Set task
Count how many lines below include the string "svetla", and give that number without anything else.

::: Data to process

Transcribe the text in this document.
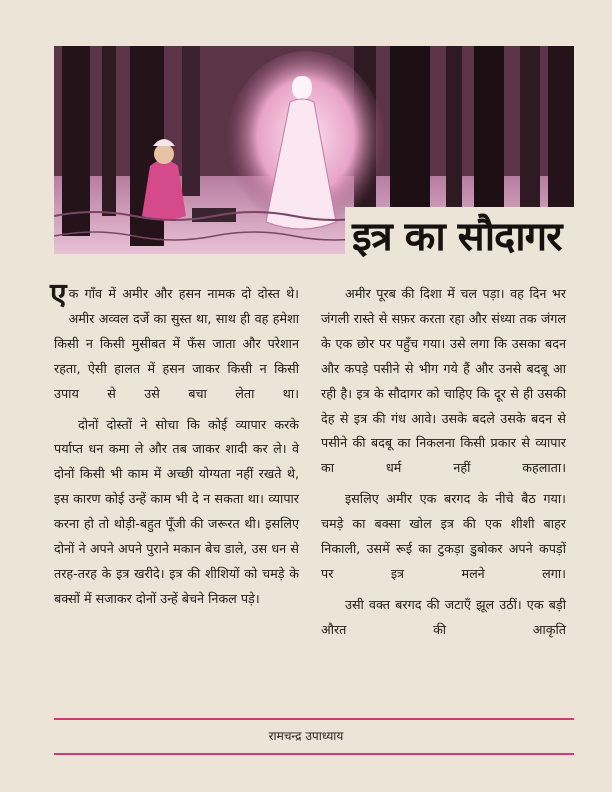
इत्र का सौदागर

एक गाँव में अमीर और हसन नामक दो दोस्त थे। अमीर अव्वल दर्जे का सुस्त था, साथ ही वह हमेशा किसी न किसी मुसीबत में फँस जाता और परेशान रहता, ऐसी हालत में हसन जाकर किसी न किसी उपाय से उसे बचा लेता था।

दोनों दोस्तों ने सोचा कि कोई व्यापार करके पर्याप्त धन कमा ले और तब जाकर शादी कर ले। वे दोनों किसी भी काम में अच्छी योग्यता नहीं रखते थे, इस कारण कोई उन्हें काम भी दे न सकता था। व्यापार करना हो तो थोड़ी-बहुत पूँजी की जरूरत थी। इसलिए दोनों ने अपने अपने पुराने मकान बेच डाले, उस धन से तरह-तरह के इत्र खरीदे। इत्र की शीशियों को चमड़े के बक्सों में सजाकर दोनों उन्हें बेचने निकल पड़े।

अमीर पूरब की दिशा में चल पड़ा। वह दिन भर जंगली रास्ते से सफ़र करता रहा और संध्या तक जंगल के एक छोर पर पहुँच गया। उसे लगा कि उसका बदन और कपड़े पसीने से भीग गये हैं और उनसे बदबू आ रही है। इत्र के सौदागर को चाहिए कि दूर से ही उसकी देह से इत्र की गंध आवे। उसके बदले उसके बदन से पसीने की बदबू का निकलना किसी प्रकार से व्यापार का धर्म नहीं कहलाता।

इसलिए अमीर एक बरगद के नीचे बैठ गया। चमड़े का बक्सा खोल इत्र की एक शीशी बाहर निकाली, उसमें रूई का टुकड़ा डुबोकर अपने कपड़ों पर इत्र मलने लगा।

उसी वक्त बरगद की जटाएँ झूल उठीं। एक बड़ी औरत की आकृति

रामचन्द्र उपाध्याय
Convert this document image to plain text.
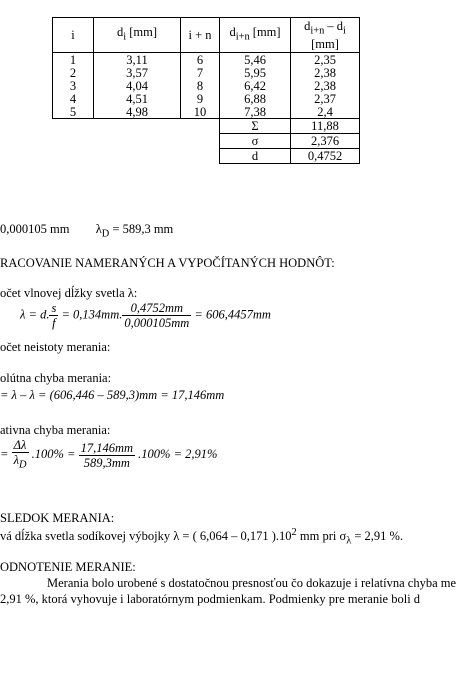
i	$d_i$ [mm]	i + n	$d_{i+n}$ [mm]	$d_{i+n} - d_i$
[mm]

1	3,11	6	5,46	2,35
2	3,57	7	5,95	2,38
3	4,04	8	6,42	2,38
4	4,51	9	6,88	2,37
5	4,98	10	7,38	2,4
			Σ	11,88
			σ	2,376
			d	0,4752
0,000105 mm $\lambda_D = 589,3$ mm
RACOVANIE NAMERANÝCH A VYPOČÍTANÝCH HODNÔT:
očet vlnovej dĺžky svetla λ:
λ = d. $\frac{s}{f} = 0,134mm$. $\frac{0,4752mm}{0,000105mm} = 606,4457mm$
očet neistoty merania:
olútna chyba merania:
= λ – λ = (606,446 – 589,3)mm = 17,146mm
ativna chyba merania:
= $\frac{\Delta\lambda}{\lambda_D} .100\% = \frac{17,146mm}{589,3mm} .100\% = 2,91\%$
SLEDOK MERANIA:
vá dĺžka svetla sodíkovej výbojky λ = ( 6,064 – 0,171 )$.10^2$ mm pri $\sigma_\lambda = 2,91$ %.
ODNOTENIE MERANIE:
Merania bolo urobené s dostatočnou presnosťou čo dokazuje i relatívna chyba me
2,91 %, ktorá vyhovuje i laboratórnym podmienkam. Podmienky pre meranie boli d
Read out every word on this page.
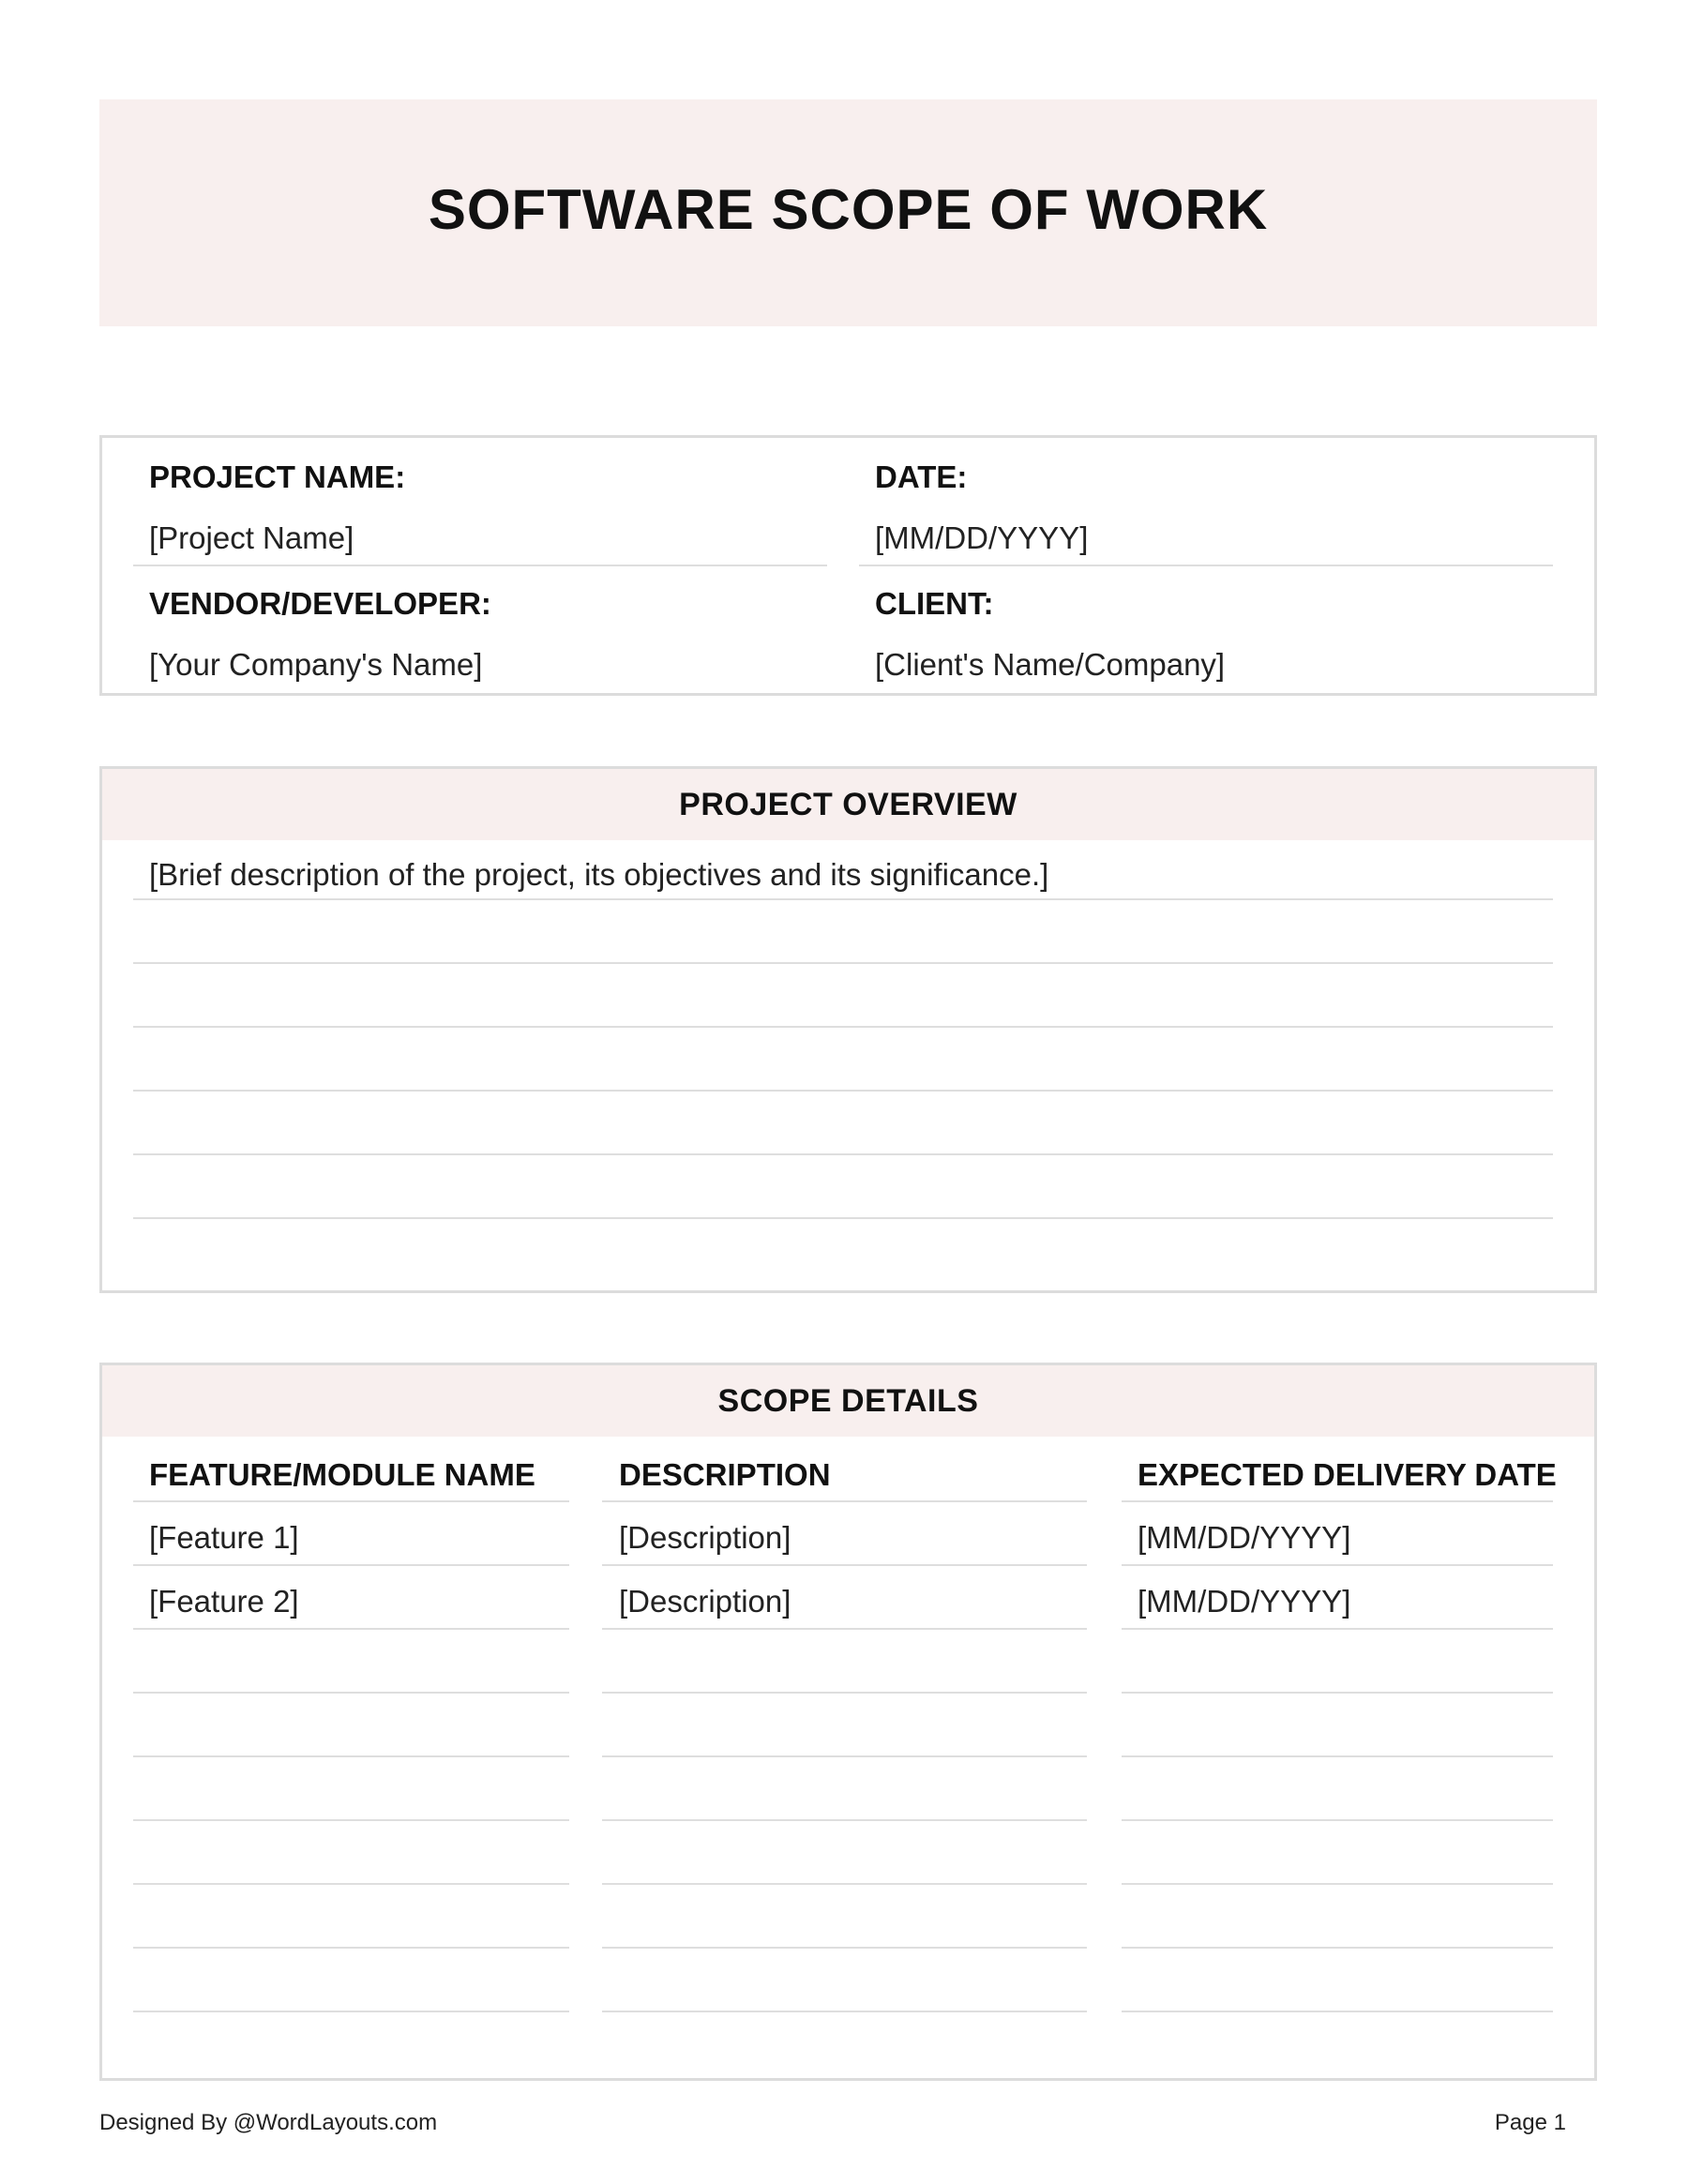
SOFTWARE SCOPE OF WORK
PROJECT NAME:
[Project Name]
DATE:
[MM/DD/YYYY]
VENDOR/DEVELOPER:
[Your Company's Name]
CLIENT:
[Client's Name/Company]
PROJECT OVERVIEW
[Brief description of the project, its objectives and its significance.]
SCOPE DETAILS
FEATURE/MODULE NAME	DESCRIPTION	EXPECTED DELIVERY DATE
[Feature 1]	[Description]	[MM/DD/YYYY]
[Feature 2]	[Description]	[MM/DD/YYYY]
Designed By @WordLayouts.com	Page 1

::::::

Full solution
2